Required work
Can you give these records again with "gridline" replaced by "grid-line" everywhere, all else unchanged and the pictures left out?

Given records
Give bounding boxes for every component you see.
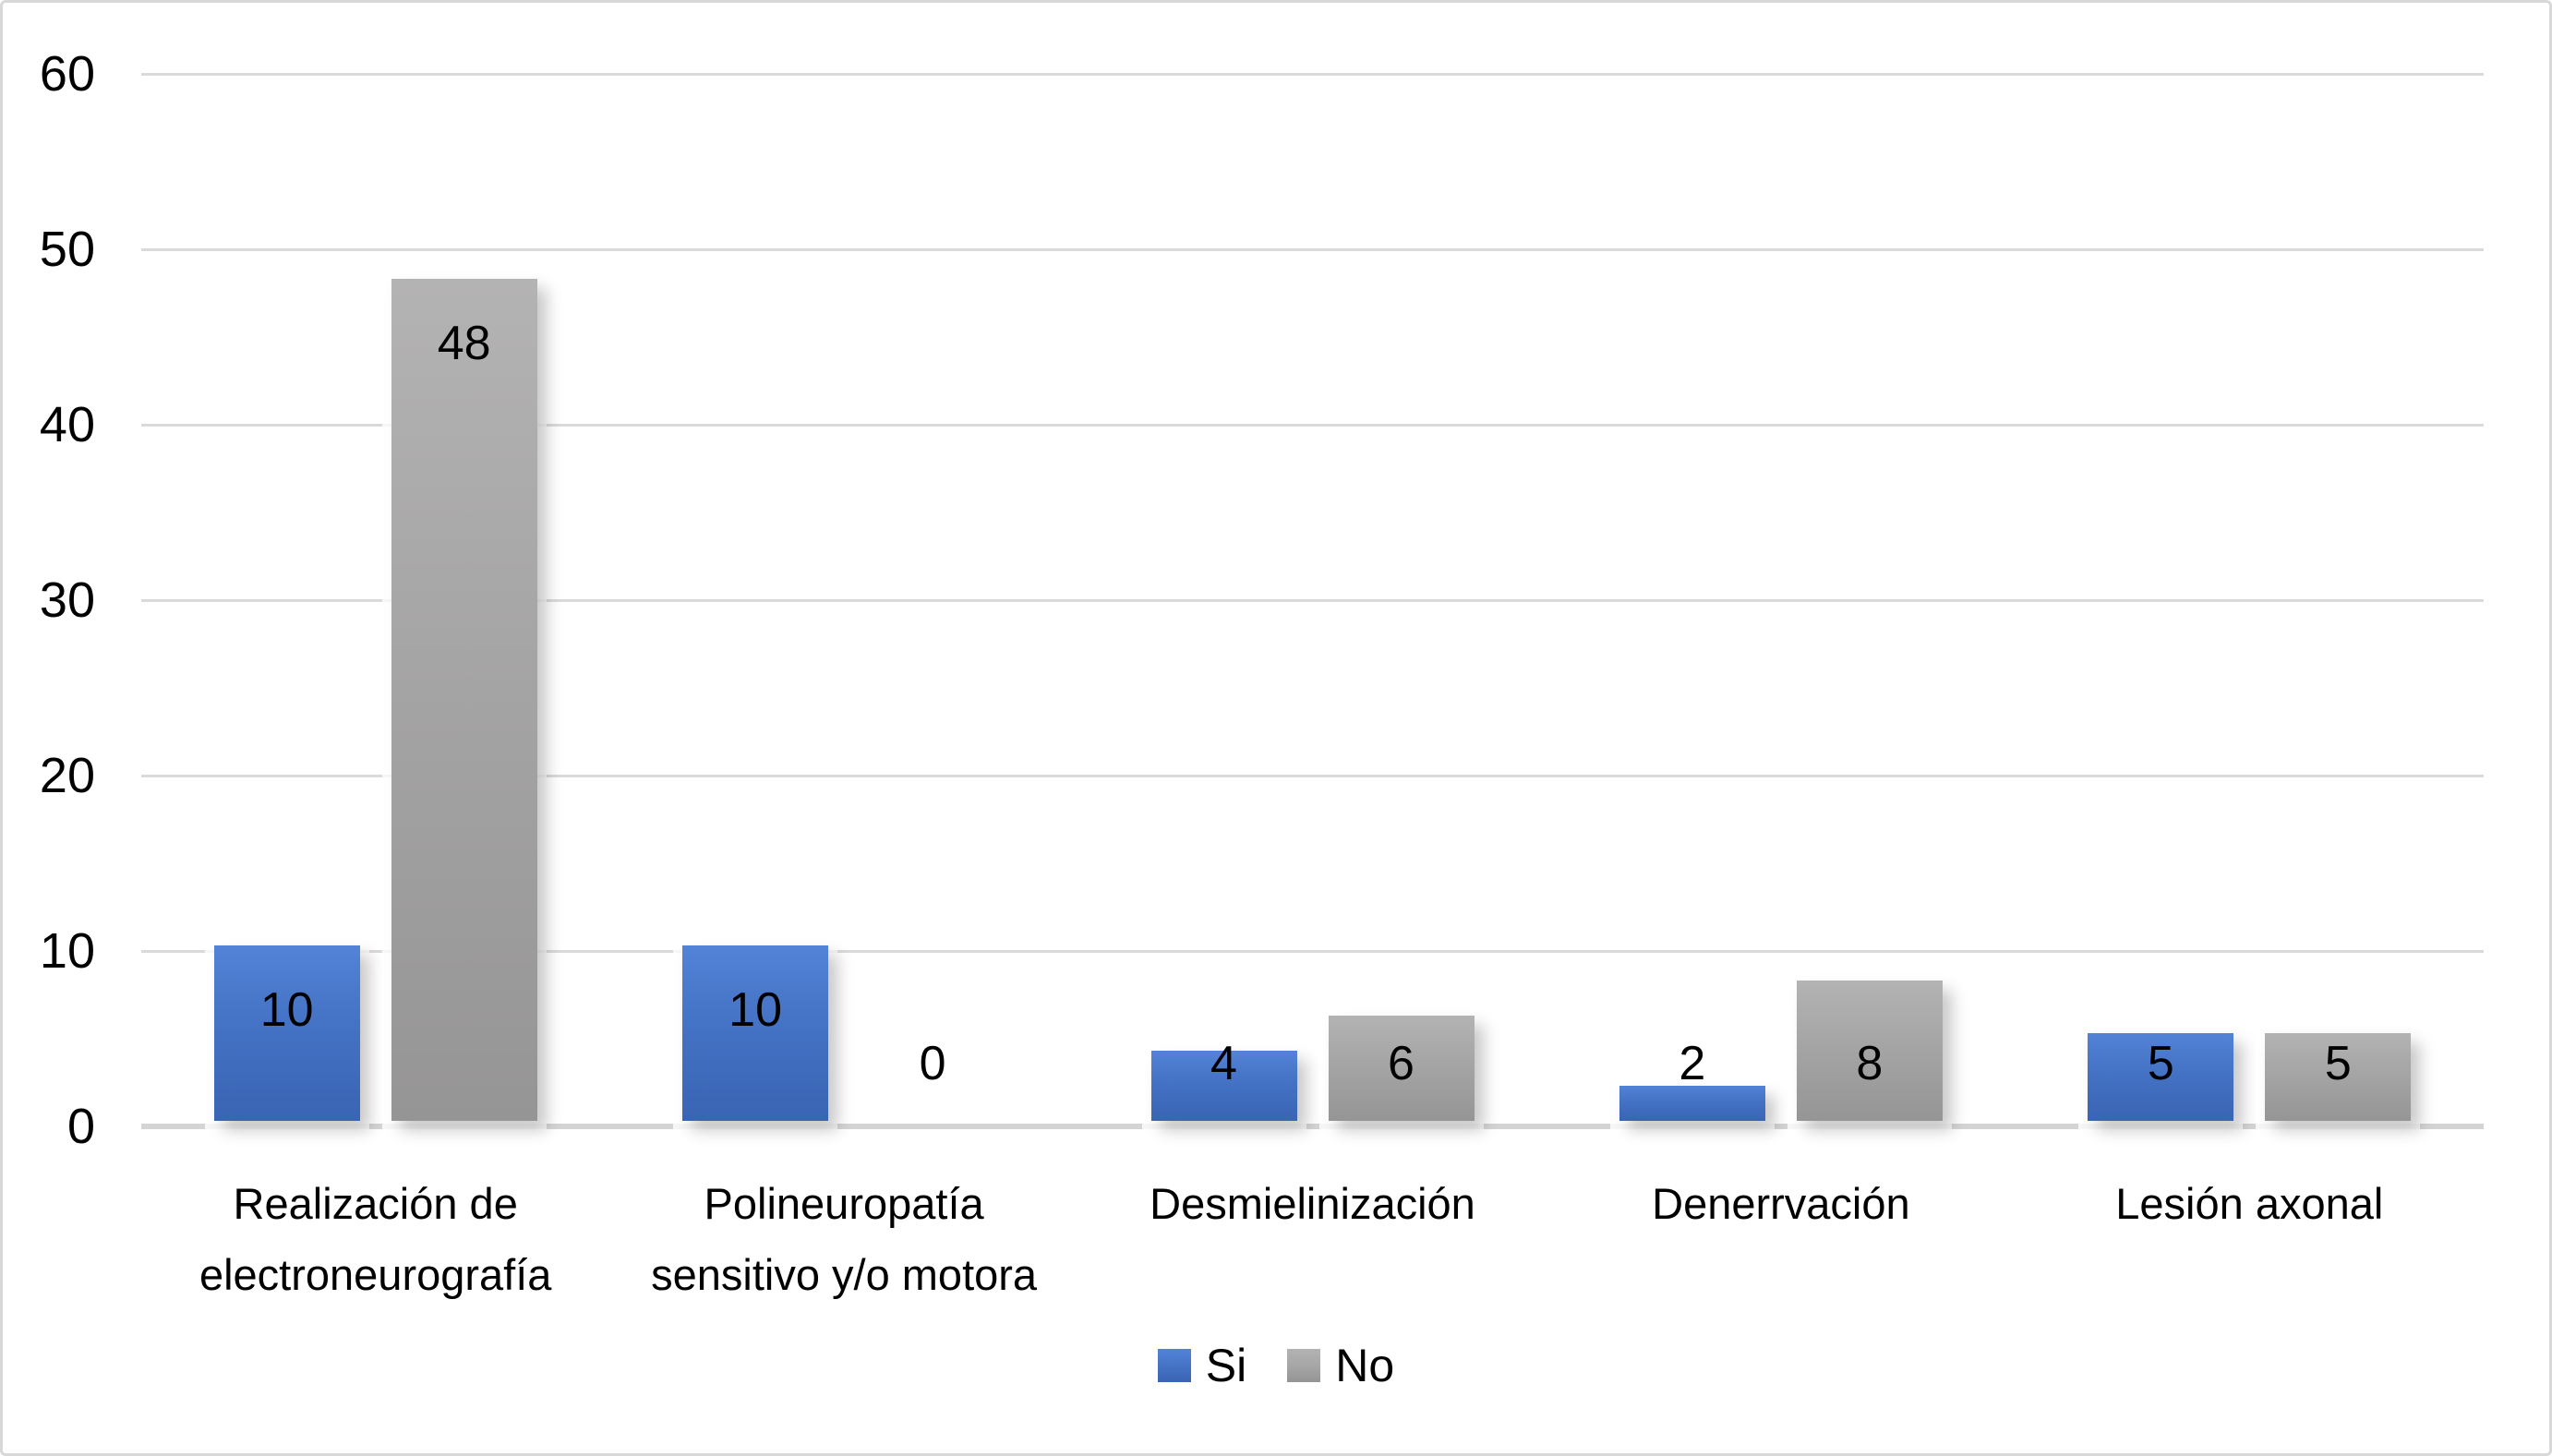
- category-label-line: electroneurografía: [199, 1250, 552, 1299]
- legend-item-no: No: [1287, 1340, 1394, 1391]
- si-bar: [682, 945, 829, 1121]
- no-bar: [2265, 1033, 2412, 1121]
- legend-swatch-no: [1287, 1349, 1321, 1382]
- value-label: 10: [728, 983, 783, 1037]
- value-label: 0: [919, 1037, 946, 1090]
- value-label: 2: [1679, 1037, 1706, 1090]
- gridline: [141, 247, 2484, 251]
- y-axis-tick-label: 50: [39, 222, 95, 277]
- category-label: Denerrvación: [1495, 1168, 2067, 1239]
- value-label: 10: [259, 983, 314, 1037]
- category-label-line: Lesión axonal: [2115, 1179, 2384, 1228]
- gridline: [141, 774, 2484, 777]
- value-label: 5: [2147, 1037, 2174, 1090]
- y-axis-tick-label: 40: [39, 397, 95, 452]
- si-bar: [2088, 1033, 2234, 1121]
- si-bar: [1150, 1051, 1297, 1121]
- category-label-line: Realización de: [233, 1179, 518, 1228]
- y-axis-tick-label: 10: [39, 923, 95, 979]
- category-label-line: Polineuropatía: [704, 1179, 984, 1228]
- legend-label: Si: [1205, 1340, 1247, 1391]
- y-axis-tick-label: 0: [66, 1099, 95, 1154]
- si-bar: [213, 945, 360, 1121]
- gridline: [141, 72, 2484, 76]
- no-bar: [391, 279, 537, 1121]
- no-bar: [1796, 981, 1943, 1121]
- legend: Si No: [3, 1340, 2549, 1391]
- legend-item-si: Si: [1157, 1340, 1247, 1391]
- value-label: 8: [1856, 1037, 1884, 1090]
- value-label: 6: [1388, 1037, 1414, 1090]
- value-label: 4: [1210, 1037, 1237, 1090]
- si-bar: [1619, 1086, 1765, 1121]
- value-label: 5: [2324, 1037, 2352, 1090]
- gridline: [141, 949, 2484, 953]
- category-label: Realización de electroneurografía: [90, 1168, 662, 1310]
- legend-label: No: [1335, 1340, 1395, 1391]
- category-label-line: Denerrvación: [1652, 1179, 1910, 1228]
- gridline: [141, 423, 2484, 427]
- category-label: Lesión axonal: [1963, 1168, 2535, 1239]
- x-axis-line: [141, 1124, 2484, 1129]
- category-label-line: Desmielinización: [1150, 1179, 1475, 1228]
- gridline: [141, 598, 2484, 602]
- legend-swatch-si: [1157, 1349, 1191, 1382]
- category-label: Desmielinización: [1027, 1168, 1599, 1239]
- y-axis-tick-label: 60: [39, 46, 95, 102]
- value-label: 48: [437, 317, 491, 370]
- category-label-line: sensitivo y/o motora: [651, 1250, 1038, 1299]
- y-axis-tick-label: 30: [39, 572, 95, 628]
- no-bar: [1328, 1016, 1475, 1121]
- category-label: Polineuropatía sensitivo y/o motora: [558, 1168, 1130, 1310]
- y-axis-tick-label: 20: [39, 748, 95, 803]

Solution to the exercise
Give bounding boxes for every component you see.
- category-label-line: electroneurografía: [199, 1250, 552, 1299]
- legend-item-no: No: [1287, 1340, 1394, 1391]
- si-bar: [682, 945, 829, 1121]
- no-bar: [2265, 1033, 2412, 1121]
- legend-swatch-no: [1287, 1349, 1321, 1382]
- value-label: 10: [728, 983, 783, 1037]
- value-label: 0: [919, 1037, 946, 1090]
- value-label: 2: [1679, 1037, 1706, 1090]
- grid-line: [141, 247, 2484, 251]
- y-axis-tick-label: 50: [39, 222, 95, 277]
- category-label: Denerrvación: [1495, 1168, 2067, 1239]
- value-label: 10: [259, 983, 314, 1037]
- category-label-line: Lesión axonal: [2115, 1179, 2384, 1228]
- grid-line: [141, 774, 2484, 777]
- value-label: 5: [2147, 1037, 2174, 1090]
- y-axis-tick-label: 40: [39, 397, 95, 452]
- si-bar: [2088, 1033, 2234, 1121]
- si-bar: [1150, 1051, 1297, 1121]
- category-label-line: Realización de: [233, 1179, 518, 1228]
- y-axis-tick-label: 10: [39, 923, 95, 979]
- category-label-line: Polineuropatía: [704, 1179, 984, 1228]
- legend-label: Si: [1205, 1340, 1247, 1391]
- y-axis-tick-label: 0: [66, 1099, 95, 1154]
- si-bar: [213, 945, 360, 1121]
- grid-line: [141, 72, 2484, 76]
- no-bar: [391, 279, 537, 1121]
- no-bar: [1796, 981, 1943, 1121]
- legend: Si No: [3, 1340, 2549, 1391]
- legend-item-si: Si: [1157, 1340, 1247, 1391]
- value-label: 8: [1856, 1037, 1884, 1090]
- value-label: 6: [1388, 1037, 1414, 1090]
- value-label: 4: [1210, 1037, 1237, 1090]
- si-bar: [1619, 1086, 1765, 1121]
- value-label: 5: [2324, 1037, 2352, 1090]
- grid-line: [141, 949, 2484, 953]
- category-label: Realización de electroneurografía: [90, 1168, 662, 1310]
- legend-label: No: [1335, 1340, 1395, 1391]
- category-label-line: Denerrvación: [1652, 1179, 1910, 1228]
- grid-line: [141, 423, 2484, 427]
- category-label: Lesión axonal: [1963, 1168, 2535, 1239]
- x-axis-line: [141, 1124, 2484, 1129]
- category-label-line: Desmielinización: [1150, 1179, 1475, 1228]
- grid-line: [141, 598, 2484, 602]
- legend-swatch-si: [1157, 1349, 1191, 1382]
- category-label: Desmielinización: [1027, 1168, 1599, 1239]
- y-axis-tick-label: 60: [39, 46, 95, 102]
- value-label: 48: [437, 317, 491, 370]
- category-label-line: sensitivo y/o motora: [651, 1250, 1038, 1299]
- y-axis-tick-label: 30: [39, 572, 95, 628]
- no-bar: [1328, 1016, 1475, 1121]
- category-label: Polineuropatía sensitivo y/o motora: [558, 1168, 1130, 1310]
- y-axis-tick-label: 20: [39, 748, 95, 803]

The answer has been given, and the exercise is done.